◆ What you should do
Output every entry exactly as written, but omit the pictures.

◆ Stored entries
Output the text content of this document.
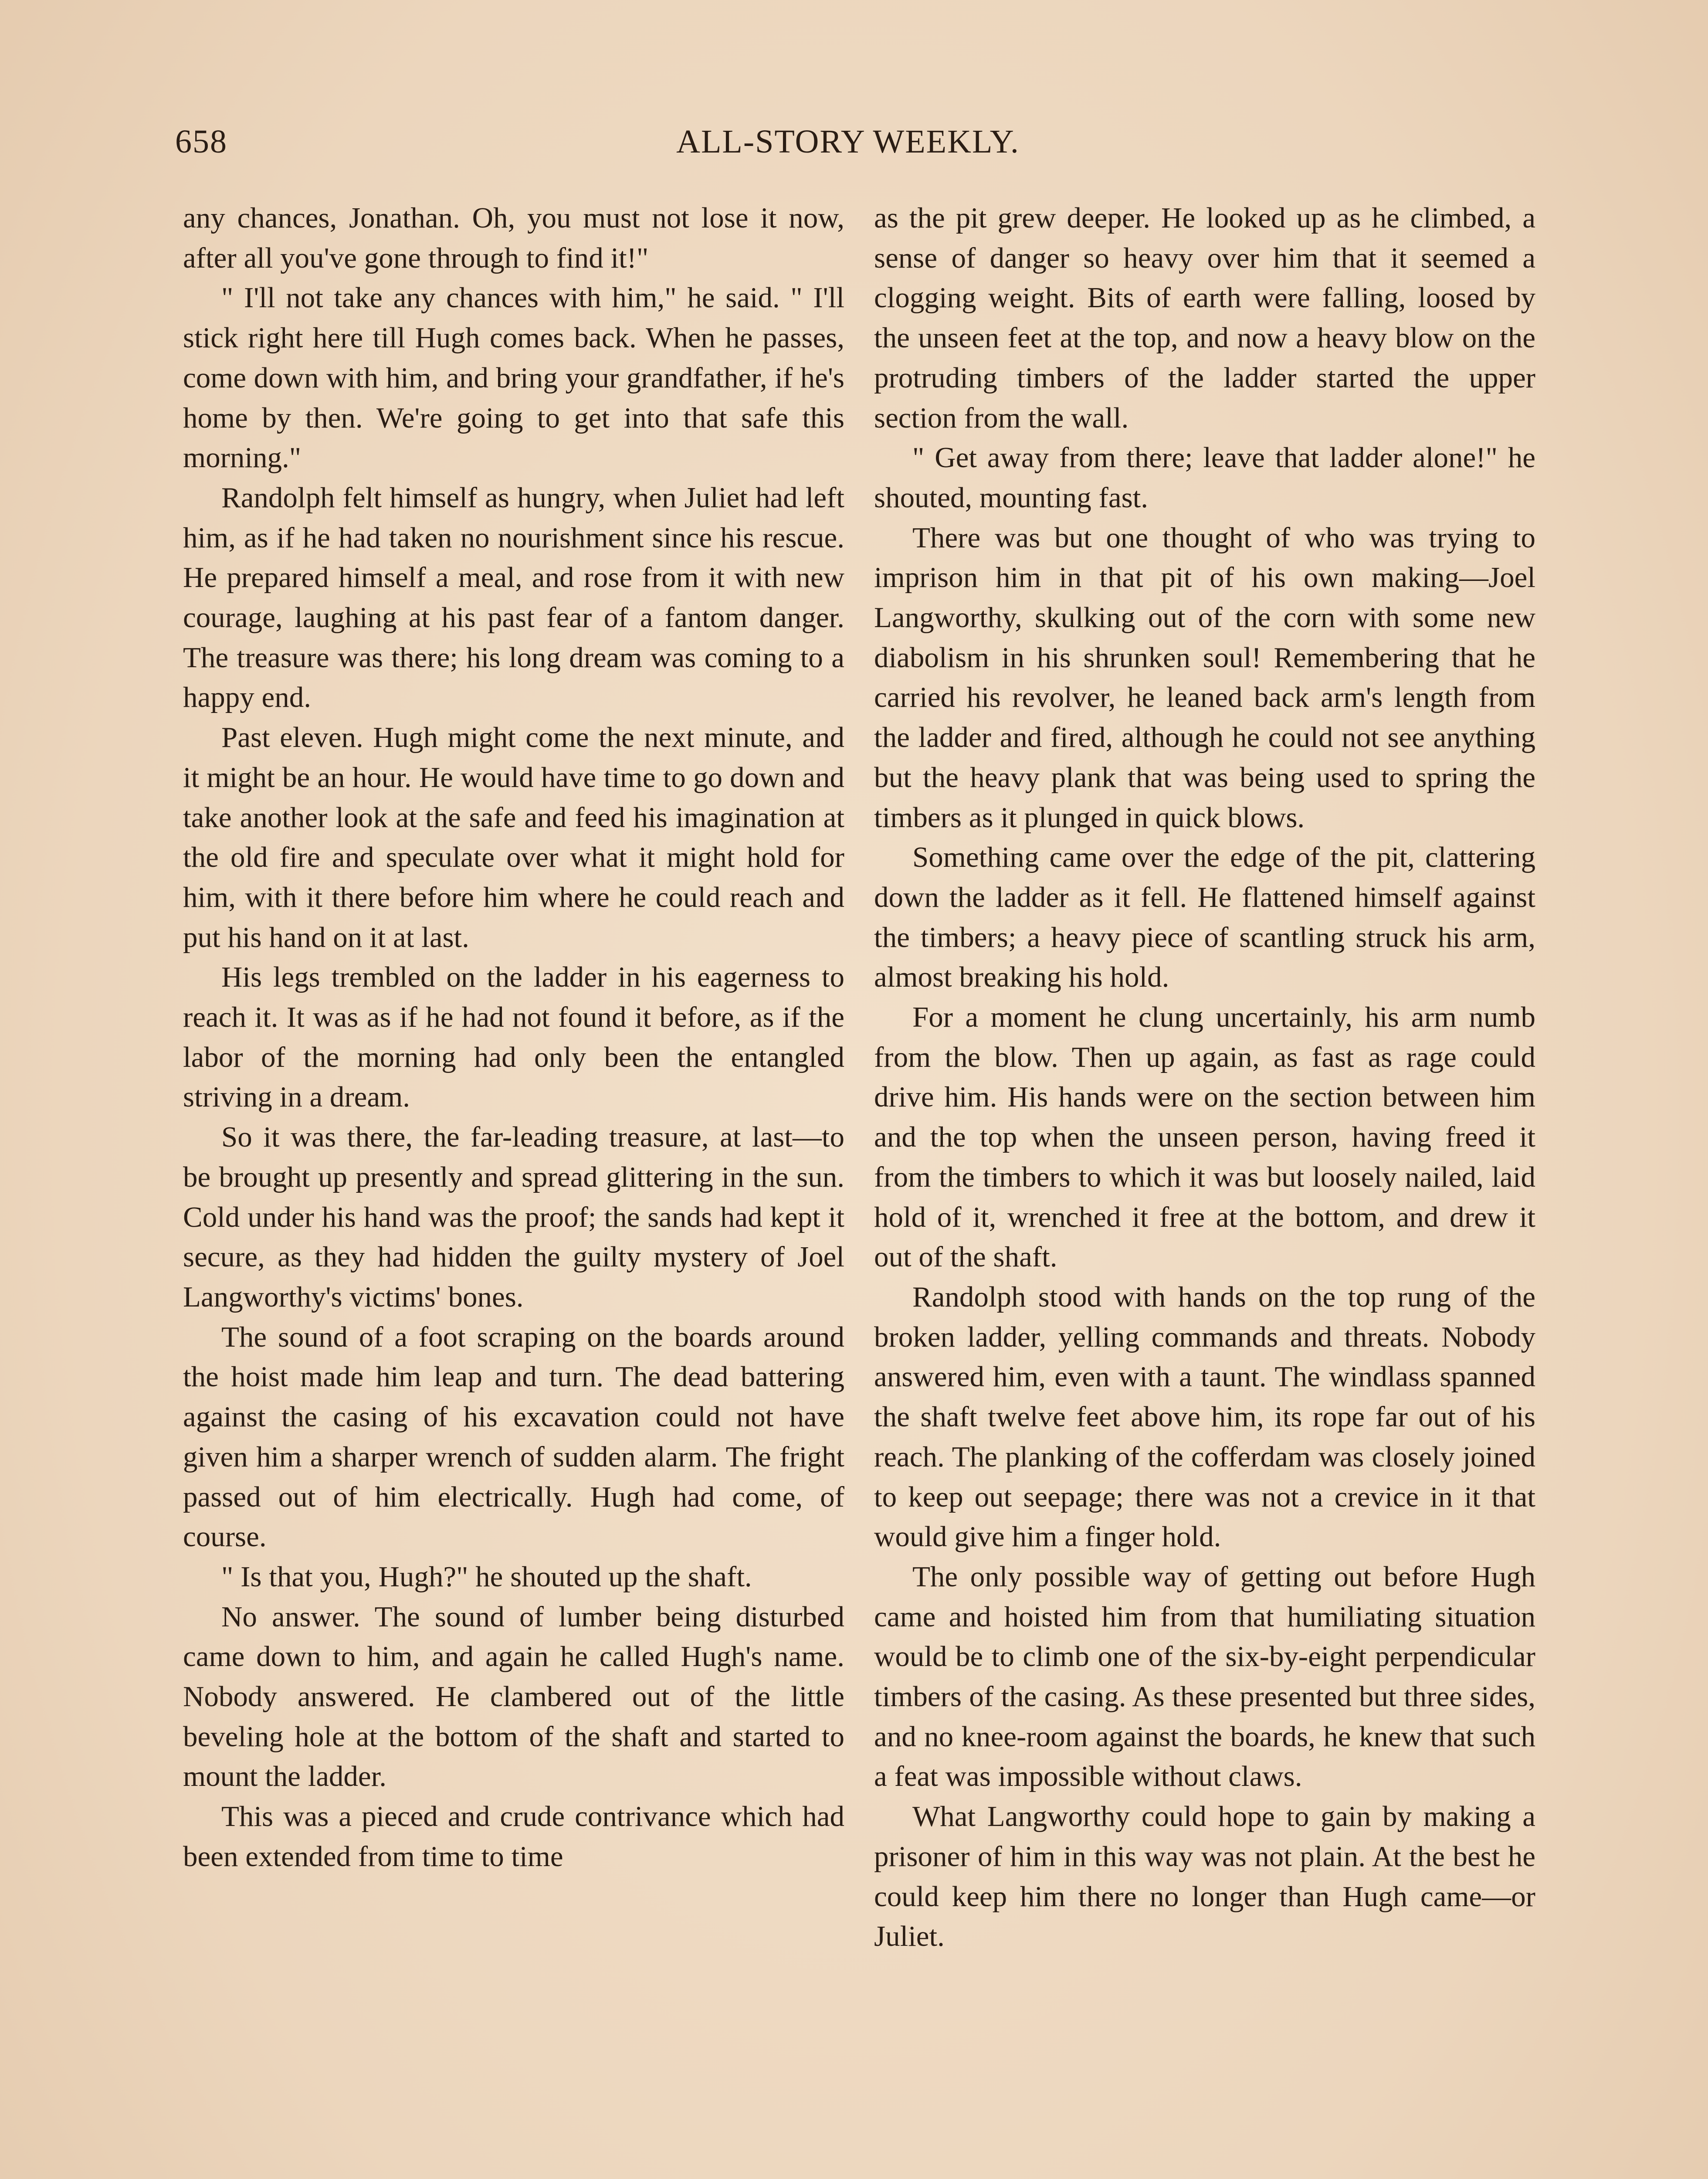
658	ALL-STORY WEEKLY.

any chances, Jonathan. Oh, you must not lose it now, after all you've gone through to find it!"

" I'll not take any chances with him," he said. " I'll stick right here till Hugh comes back. When he passes, come down with him, and bring your grandfather, if he's home by then. We're going to get into that safe this morning."

Randolph felt himself as hungry, when Juliet had left him, as if he had taken no nourishment since his rescue. He prepared himself a meal, and rose from it with new courage, laughing at his past fear of a fantom danger. The treasure was there; his long dream was coming to a happy end.

Past eleven. Hugh might come the next minute, and it might be an hour. He would have time to go down and take another look at the safe and feed his imagination at the old fire and speculate over what it might hold for him, with it there before him where he could reach and put his hand on it at last.

His legs trembled on the ladder in his eagerness to reach it. It was as if he had not found it before, as if the labor of the morning had only been the entangled striving in a dream.

So it was there, the far-leading treasure, at last—to be brought up presently and spread glittering in the sun. Cold under his hand was the proof; the sands had kept it secure, as they had hidden the guilty mystery of Joel Langworthy's victims' bones.

The sound of a foot scraping on the boards around the hoist made him leap and turn. The dead battering against the casing of his excavation could not have given him a sharper wrench of sudden alarm. The fright passed out of him electrically. Hugh had come, of course.

" Is that you, Hugh?" he shouted up the shaft.

No answer. The sound of lumber being disturbed came down to him, and again he called Hugh's name. Nobody answered. He clambered out of the little beveling hole at the bottom of the shaft and started to mount the ladder.

This was a pieced and crude contrivance which had been extended from time to time

as the pit grew deeper. He looked up as he climbed, a sense of danger so heavy over him that it seemed a clogging weight. Bits of earth were falling, loosed by the unseen feet at the top, and now a heavy blow on the protruding timbers of the ladder started the upper section from the wall.

" Get away from there; leave that ladder alone!" he shouted, mounting fast.

There was but one thought of who was trying to imprison him in that pit of his own making—Joel Langworthy, skulking out of the corn with some new diabolism in his shrunken soul! Remembering that he carried his revolver, he leaned back arm's length from the ladder and fired, although he could not see anything but the heavy plank that was being used to spring the timbers as it plunged in quick blows.

Something came over the edge of the pit, clattering down the ladder as it fell. He flattened himself against the timbers; a heavy piece of scantling struck his arm, almost breaking his hold.

For a moment he clung uncertainly, his arm numb from the blow. Then up again, as fast as rage could drive him. His hands were on the section between him and the top when the unseen person, having freed it from the timbers to which it was but loosely nailed, laid hold of it, wrenched it free at the bottom, and drew it out of the shaft.

Randolph stood with hands on the top rung of the broken ladder, yelling commands and threats. Nobody answered him, even with a taunt. The windlass spanned the shaft twelve feet above him, its rope far out of his reach. The planking of the cofferdam was closely joined to keep out seepage; there was not a crevice in it that would give him a finger hold.

The only possible way of getting out before Hugh came and hoisted him from that humiliating situation would be to climb one of the six-by-eight perpendicular timbers of the casing. As these presented but three sides, and no knee-room against the boards, he knew that such a feat was impossible without claws.

What Langworthy could hope to gain by making a prisoner of him in this way was not plain. At the best he could keep him there no longer than Hugh came—or Juliet.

◆ Exercise output
Output the text content of this document.
658	ALL-STORY WEEKLY.

any chances, Jonathan. Oh, you must not lose it now, after all you've gone through to find it!"

" I'll not take any chances with him," he said. " I'll stick right here till Hugh comes back. When he passes, come down with him, and bring your grandfather, if he's home by then. We're going to get into that safe this morning."

Randolph felt himself as hungry, when Juliet had left him, as if he had taken no nourishment since his rescue. He prepared himself a meal, and rose from it with new courage, laughing at his past fear of a fantom danger. The treasure was there; his long dream was coming to a happy end.

Past eleven. Hugh might come the next minute, and it might be an hour. He would have time to go down and take another look at the safe and feed his imagination at the old fire and speculate over what it might hold for him, with it there before him where he could reach and put his hand on it at last.

His legs trembled on the ladder in his eagerness to reach it. It was as if he had not found it before, as if the labor of the morning had only been the entangled striving in a dream.

So it was there, the far-leading treasure, at last—to be brought up presently and spread glittering in the sun. Cold under his hand was the proof; the sands had kept it secure, as they had hidden the guilty mystery of Joel Langworthy's victims' bones.

The sound of a foot scraping on the boards around the hoist made him leap and turn. The dead battering against the casing of his excavation could not have given him a sharper wrench of sudden alarm. The fright passed out of him electrically. Hugh had come, of course.

" Is that you, Hugh?" he shouted up the shaft.

No answer. The sound of lumber being disturbed came down to him, and again he called Hugh's name. Nobody answered. He clambered out of the little beveling hole at the bottom of the shaft and started to mount the ladder.

This was a pieced and crude contrivance which had been extended from time to time

as the pit grew deeper. He looked up as he climbed, a sense of danger so heavy over him that it seemed a clogging weight. Bits of earth were falling, loosed by the unseen feet at the top, and now a heavy blow on the protruding timbers of the ladder started the upper section from the wall.

" Get away from there; leave that ladder alone!" he shouted, mounting fast.

There was but one thought of who was trying to imprison him in that pit of his own making—Joel Langworthy, skulking out of the corn with some new diabolism in his shrunken soul! Remembering that he carried his revolver, he leaned back arm's length from the ladder and fired, although he could not see anything but the heavy plank that was being used to spring the timbers as it plunged in quick blows.

Something came over the edge of the pit, clattering down the ladder as it fell. He flattened himself against the timbers; a heavy piece of scantling struck his arm, almost breaking his hold.

For a moment he clung uncertainly, his arm numb from the blow. Then up again, as fast as rage could drive him. His hands were on the section between him and the top when the unseen person, having freed it from the timbers to which it was but loosely nailed, laid hold of it, wrenched it free at the bottom, and drew it out of the shaft.

Randolph stood with hands on the top rung of the broken ladder, yelling commands and threats. Nobody answered him, even with a taunt. The windlass spanned the shaft twelve feet above him, its rope far out of his reach. The planking of the cofferdam was closely joined to keep out seepage; there was not a crevice in it that would give him a finger hold.

The only possible way of getting out before Hugh came and hoisted him from that humiliating situation would be to climb one of the six-by-eight perpendicular timbers of the casing. As these presented but three sides, and no knee-room against the boards, he knew that such a feat was impossible without claws.

What Langworthy could hope to gain by making a prisoner of him in this way was not plain. At the best he could keep him there no longer than Hugh came—or Juliet.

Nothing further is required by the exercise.